*Records for the task:*
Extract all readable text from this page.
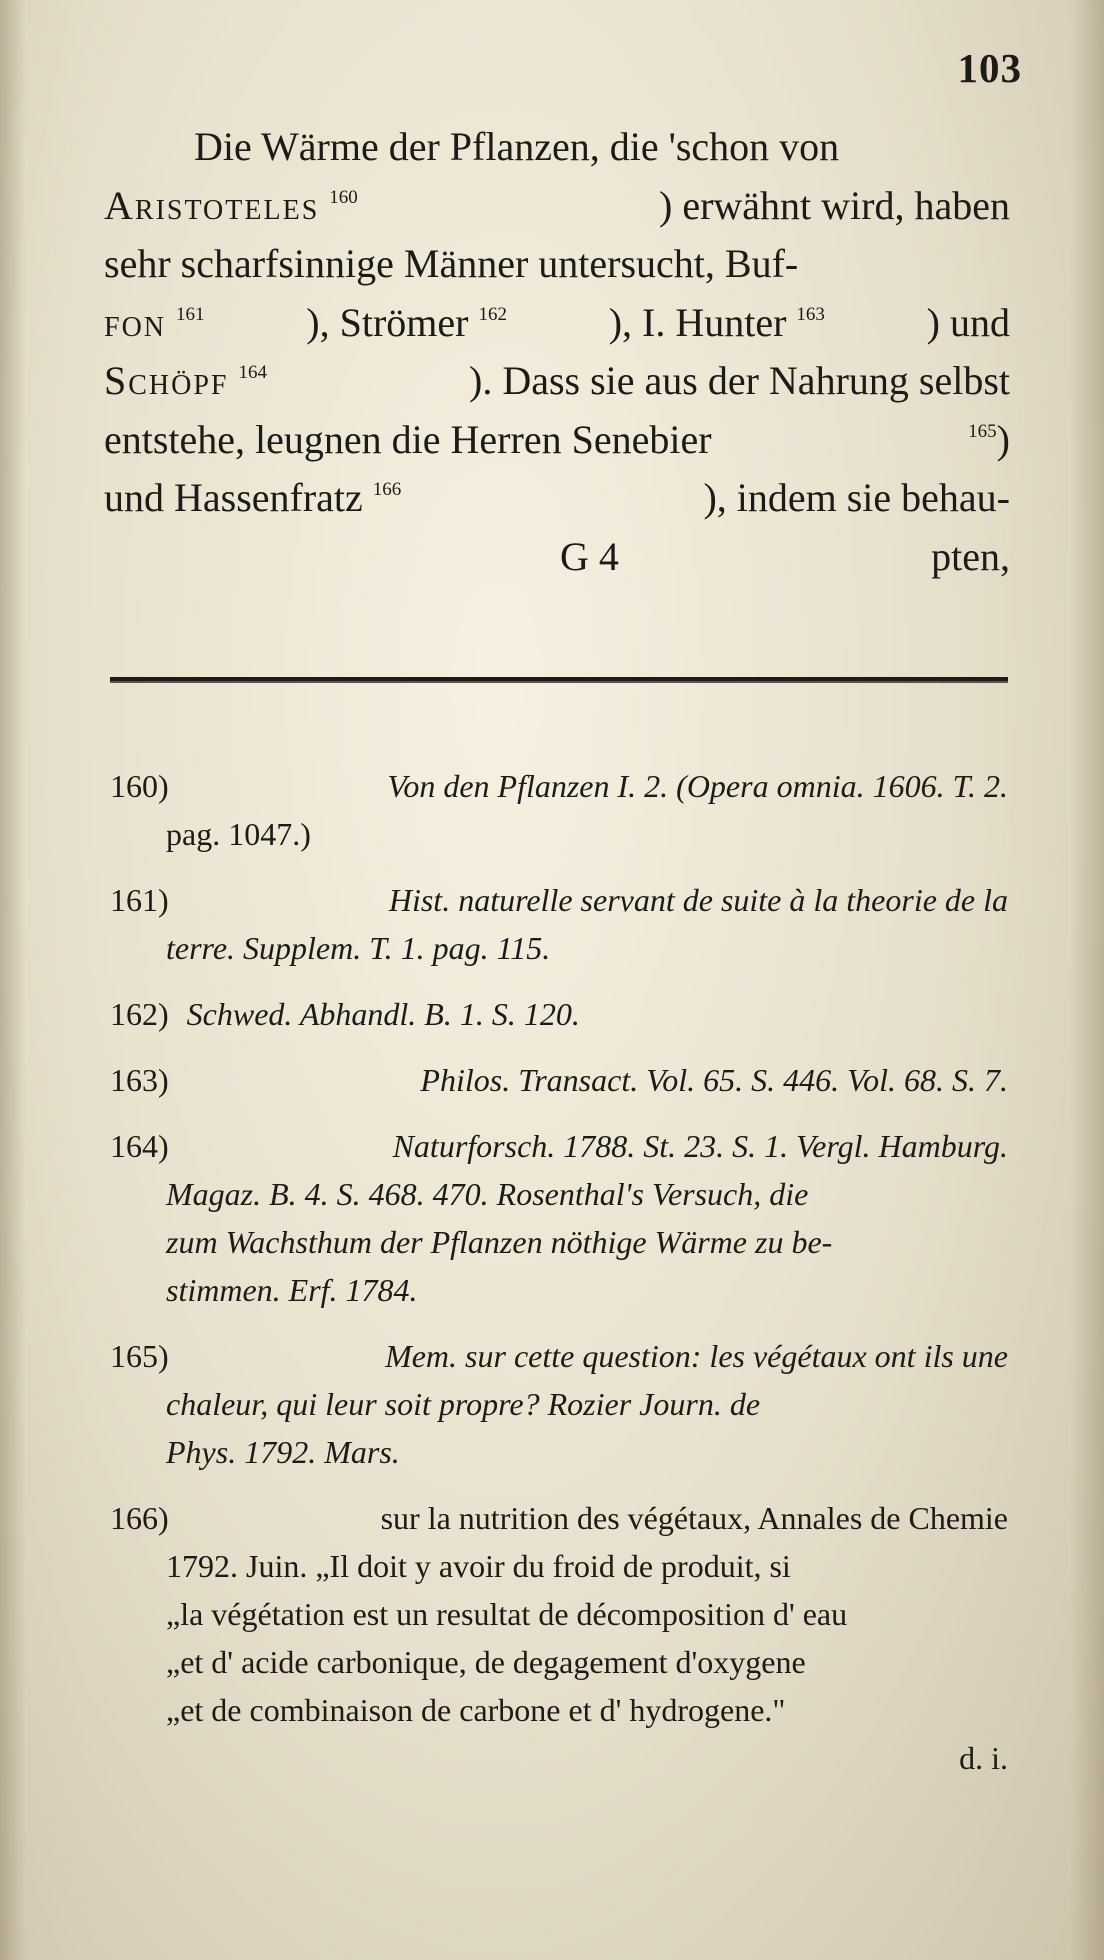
103
Die Wärme der Pflanzen, die 'schon von
Aristoteles $^{160}$	) erwähnt wird, haben
sehr scharfsinnige Männer untersucht, Buf-
fon $^{161}$	), Strömer $^{162}$	), I. Hunter $^{163}$	) und
Schöpf $^{164}$	). Dass sie aus der Nahrung selbst
entstehe, leugnen die Herren Senebier	$^{165}$)
und Hassenfratz $^{166}$	), indem sie behau-
G 4	pten,
160)	Von den Pflanzen I. 2. (Opera omnia. 1606. T. 2.
pag. 1047.)
161)	Hist. naturelle servant de suite à la theorie de la
terre. Supplem. T. 1. pag. 115.
162) Schwed. Abhandl. B. 1. S. 120.
163)	Philos. Transact. Vol. 65. S. 446. Vol. 68. S. 7.
164)	Naturforsch. 1788. St. 23. S. 1. Vergl. Hamburg.
Magaz. B. 4. S. 468. 470. Rosenthal's Versuch, die
zum Wachsthum der Pflanzen nöthige Wärme zu be-
stimmen. Erf. 1784.
165)	Mem. sur cette question: les végétaux ont ils une
chaleur, qui leur soit propre? Rozier Journ. de
Phys. 1792. Mars.
166)	sur la nutrition des végétaux, Annales de Chemie
1792. Juin. „Il doit y avoir du froid de produit, si
„la végétation est un resultat de décomposition d' eau
„et d' acide carbonique, de degagement d'oxygene
„et de combinaison de carbone et d' hydrogene."
d. i.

*What you have to do:* Return all lines containing "Wärme".

*Response to this task:*
Die Wärme der Pflanzen, die 'schon von
zum Wachsthum der Pflanzen nöthige Wärme zu be-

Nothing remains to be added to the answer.